WRITTEN REQUEST - Without skipping anything, write out each record below exactly.

LISTED RECORDS -
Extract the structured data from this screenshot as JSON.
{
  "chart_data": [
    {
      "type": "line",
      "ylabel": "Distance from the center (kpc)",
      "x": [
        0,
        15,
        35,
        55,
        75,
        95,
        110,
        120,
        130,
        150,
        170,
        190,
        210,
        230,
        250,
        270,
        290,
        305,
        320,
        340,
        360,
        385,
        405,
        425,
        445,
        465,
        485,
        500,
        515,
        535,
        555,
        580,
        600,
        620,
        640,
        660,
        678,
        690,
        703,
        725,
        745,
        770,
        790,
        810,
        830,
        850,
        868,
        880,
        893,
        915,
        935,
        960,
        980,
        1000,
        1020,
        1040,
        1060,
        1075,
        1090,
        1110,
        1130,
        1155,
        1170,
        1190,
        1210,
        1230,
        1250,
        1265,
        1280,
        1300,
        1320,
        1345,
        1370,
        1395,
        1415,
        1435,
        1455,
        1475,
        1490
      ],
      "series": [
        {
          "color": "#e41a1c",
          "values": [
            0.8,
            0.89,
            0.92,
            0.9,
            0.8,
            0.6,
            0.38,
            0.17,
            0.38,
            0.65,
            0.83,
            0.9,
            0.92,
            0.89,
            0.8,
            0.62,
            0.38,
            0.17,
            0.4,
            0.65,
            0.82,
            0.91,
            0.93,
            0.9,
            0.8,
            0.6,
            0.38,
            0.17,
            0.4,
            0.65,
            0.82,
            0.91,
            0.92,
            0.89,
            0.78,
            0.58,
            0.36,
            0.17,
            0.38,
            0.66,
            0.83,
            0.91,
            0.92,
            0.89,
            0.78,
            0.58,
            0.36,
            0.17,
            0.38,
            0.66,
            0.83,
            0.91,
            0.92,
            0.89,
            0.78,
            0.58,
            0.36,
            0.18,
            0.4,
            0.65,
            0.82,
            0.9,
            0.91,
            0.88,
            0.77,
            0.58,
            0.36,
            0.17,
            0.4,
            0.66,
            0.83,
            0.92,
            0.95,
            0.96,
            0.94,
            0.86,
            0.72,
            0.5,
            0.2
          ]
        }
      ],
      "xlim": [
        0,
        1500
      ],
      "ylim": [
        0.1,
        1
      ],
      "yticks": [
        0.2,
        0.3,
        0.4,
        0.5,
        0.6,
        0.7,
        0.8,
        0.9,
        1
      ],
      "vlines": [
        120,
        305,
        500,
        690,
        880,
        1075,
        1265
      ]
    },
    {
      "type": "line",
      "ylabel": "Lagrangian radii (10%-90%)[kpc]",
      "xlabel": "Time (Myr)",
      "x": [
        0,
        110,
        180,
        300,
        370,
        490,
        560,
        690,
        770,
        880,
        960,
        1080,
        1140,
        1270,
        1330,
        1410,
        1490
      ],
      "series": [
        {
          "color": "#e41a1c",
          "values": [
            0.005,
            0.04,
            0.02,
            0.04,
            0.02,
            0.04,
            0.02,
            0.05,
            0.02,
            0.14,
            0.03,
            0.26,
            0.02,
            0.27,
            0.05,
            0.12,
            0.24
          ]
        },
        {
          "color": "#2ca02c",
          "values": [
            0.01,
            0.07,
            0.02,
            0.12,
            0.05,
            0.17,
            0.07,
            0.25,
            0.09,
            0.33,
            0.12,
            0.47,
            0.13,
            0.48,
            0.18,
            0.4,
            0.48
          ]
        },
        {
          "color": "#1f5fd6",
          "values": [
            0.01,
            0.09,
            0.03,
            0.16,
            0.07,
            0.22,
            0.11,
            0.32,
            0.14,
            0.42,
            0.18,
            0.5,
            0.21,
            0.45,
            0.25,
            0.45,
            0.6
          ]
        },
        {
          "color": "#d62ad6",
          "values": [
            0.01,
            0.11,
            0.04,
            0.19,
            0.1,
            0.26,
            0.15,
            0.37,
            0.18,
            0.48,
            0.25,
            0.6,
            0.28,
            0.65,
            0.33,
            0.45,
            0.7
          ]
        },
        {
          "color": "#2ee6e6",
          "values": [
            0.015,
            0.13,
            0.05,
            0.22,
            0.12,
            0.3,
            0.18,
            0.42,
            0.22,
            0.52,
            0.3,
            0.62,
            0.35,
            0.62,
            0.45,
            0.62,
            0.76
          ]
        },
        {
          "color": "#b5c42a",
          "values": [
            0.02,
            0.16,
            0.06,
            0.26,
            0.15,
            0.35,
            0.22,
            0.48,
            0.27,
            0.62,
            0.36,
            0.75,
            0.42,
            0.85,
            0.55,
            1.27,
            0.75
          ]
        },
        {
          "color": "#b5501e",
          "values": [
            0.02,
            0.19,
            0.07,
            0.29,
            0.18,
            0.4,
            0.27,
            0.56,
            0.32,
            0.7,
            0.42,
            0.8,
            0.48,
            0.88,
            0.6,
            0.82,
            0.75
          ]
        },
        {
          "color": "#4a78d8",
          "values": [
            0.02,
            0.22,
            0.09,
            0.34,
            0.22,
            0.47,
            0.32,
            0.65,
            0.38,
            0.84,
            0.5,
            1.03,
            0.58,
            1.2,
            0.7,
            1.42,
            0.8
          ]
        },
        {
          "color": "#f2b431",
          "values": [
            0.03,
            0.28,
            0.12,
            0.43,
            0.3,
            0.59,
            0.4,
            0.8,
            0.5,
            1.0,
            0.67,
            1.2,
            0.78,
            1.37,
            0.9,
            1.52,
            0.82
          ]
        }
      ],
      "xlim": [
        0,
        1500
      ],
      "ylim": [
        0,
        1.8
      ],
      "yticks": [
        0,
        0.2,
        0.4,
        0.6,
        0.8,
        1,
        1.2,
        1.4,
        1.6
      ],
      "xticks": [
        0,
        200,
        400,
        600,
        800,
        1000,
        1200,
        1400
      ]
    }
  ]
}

TASK OUTPUT -
Extract the structured data from this screenshot as JSON.
{
  "chart_data": [
    {
      "type": "line",
      "ylabel": "Distance from the center (kpc)",
      "x": [
        0,
        15,
        35,
        55,
        75,
        95,
        110,
        120,
        130,
        150,
        170,
        190,
        210,
        230,
        250,
        270,
        290,
        305,
        320,
        340,
        360,
        385,
        405,
        425,
        445,
        465,
        485,
        500,
        515,
        535,
        555,
        580,
        600,
        620,
        640,
        660,
        678,
        690,
        703,
        725,
        745,
        770,
        790,
        810,
        830,
        850,
        868,
        880,
        893,
        915,
        935,
        960,
        980,
        1000,
        1020,
        1040,
        1060,
        1075,
        1090,
        1110,
        1130,
        1155,
        1170,
        1190,
        1210,
        1230,
        1250,
        1265,
        1280,
        1300,
        1320,
        1345,
        1370,
        1395,
        1415,
        1435,
        1455,
        1475,
        1490
      ],
      "series": [
        {
          "color": "#e41a1c",
          "values": [
            0.8,
            0.89,
            0.92,
            0.9,
            0.8,
            0.6,
            0.38,
            0.17,
            0.38,
            0.65,
            0.83,
            0.9,
            0.92,
            0.89,
            0.8,
            0.62,
            0.38,
            0.17,
            0.4,
            0.65,
            0.82,
            0.91,
            0.93,
            0.9,
            0.8,
            0.6,
            0.38,
            0.17,
            0.4,
            0.65,
            0.82,
            0.91,
            0.92,
            0.89,
            0.78,
            0.58,
            0.36,
            0.17,
            0.38,
            0.66,
            0.83,
            0.91,
            0.92,
            0.89,
            0.78,
            0.58,
            0.36,
            0.17,
            0.38,
            0.66,
            0.83,
            0.91,
            0.92,
            0.89,
            0.78,
            0.58,
            0.36,
            0.18,
            0.4,
            0.65,
            0.82,
            0.9,
            0.91,
            0.88,
            0.77,
            0.58,
            0.36,
            0.17,
            0.4,
            0.66,
            0.83,
            0.92,
            0.95,
            0.96,
            0.94,
            0.86,
            0.72,
            0.5,
            0.2
          ]
        }
      ],
      "xlim": [
        0,
        1500
      ],
      "ylim": [
        0.1,
        1
      ],
      "yticks": [
        0.2,
        0.3,
        0.4,
        0.5,
        0.6,
        0.7,
        0.8,
        0.9,
        1
      ],
      "vlines": [
        120,
        305,
        500,
        690,
        880,
        1075,
        1265
      ]
    },
    {
      "type": "line",
      "ylabel": "Lagrangian radii (10%-90%)[kpc]",
      "xlabel": "Time (Myr)",
      "x": [
        0,
        110,
        180,
        300,
        370,
        490,
        560,
        690,
        770,
        880,
        960,
        1080,
        1140,
        1270,
        1330,
        1410,
        1490
      ],
      "series": [
        {
          "color": "#e41a1c",
          "values": [
            0.005,
            0.04,
            0.02,
            0.04,
            0.02,
            0.04,
            0.02,
            0.05,
            0.02,
            0.14,
            0.03,
            0.26,
            0.02,
            0.27,
            0.05,
            0.12,
            0.24
          ]
        },
        {
          "color": "#2ca02c",
          "values": [
            0.01,
            0.07,
            0.02,
            0.12,
            0.05,
            0.17,
            0.07,
            0.25,
            0.09,
            0.33,
            0.12,
            0.47,
            0.13,
            0.48,
            0.18,
            0.4,
            0.48
          ]
        },
        {
          "color": "#1f5fd6",
          "values": [
            0.01,
            0.09,
            0.03,
            0.16,
            0.07,
            0.22,
            0.11,
            0.32,
            0.14,
            0.42,
            0.18,
            0.5,
            0.21,
            0.45,
            0.25,
            0.45,
            0.6
          ]
        },
        {
          "color": "#d62ad6",
          "values": [
            0.01,
            0.11,
            0.04,
            0.19,
            0.1,
            0.26,
            0.15,
            0.37,
            0.18,
            0.48,
            0.25,
            0.6,
            0.28,
            0.65,
            0.33,
            0.45,
            0.7
          ]
        },
        {
          "color": "#2ee6e6",
          "values": [
            0.015,
            0.13,
            0.05,
            0.22,
            0.12,
            0.3,
            0.18,
            0.42,
            0.22,
            0.52,
            0.3,
            0.62,
            0.35,
            0.62,
            0.45,
            0.62,
            0.76
          ]
        },
        {
          "color": "#b5c42a",
          "values": [
            0.02,
            0.16,
            0.06,
            0.26,
            0.15,
            0.35,
            0.22,
            0.48,
            0.27,
            0.62,
            0.36,
            0.75,
            0.42,
            0.85,
            0.55,
            1.27,
            0.75
          ]
        },
        {
          "color": "#b5501e",
          "values": [
            0.02,
            0.19,
            0.07,
            0.29,
            0.18,
            0.4,
            0.27,
            0.56,
            0.32,
            0.7,
            0.42,
            0.8,
            0.48,
            0.88,
            0.6,
            0.82,
            0.75
          ]
        },
        {
          "color": "#4a78d8",
          "values": [
            0.02,
            0.22,
            0.09,
            0.34,
            0.22,
            0.47,
            0.32,
            0.65,
            0.38,
            0.84,
            0.5,
            1.03,
            0.58,
            1.2,
            0.7,
            1.42,
            0.8
          ]
        },
        {
          "color": "#f2b431",
          "values": [
            0.03,
            0.28,
            0.12,
            0.43,
            0.3,
            0.59,
            0.4,
            0.8,
            0.5,
            1.0,
            0.67,
            1.2,
            0.78,
            1.37,
            0.9,
            1.52,
            0.82
          ]
        }
      ],
      "xlim": [
        0,
        1500
      ],
      "ylim": [
        0,
        1.8
      ],
      "yticks": [
        0,
        0.2,
        0.4,
        0.6,
        0.8,
        1,
        1.2,
        1.4,
        1.6
      ],
      "xticks": [
        0,
        200,
        400,
        600,
        800,
        1000,
        1200,
        1400
      ]
    }
  ]
}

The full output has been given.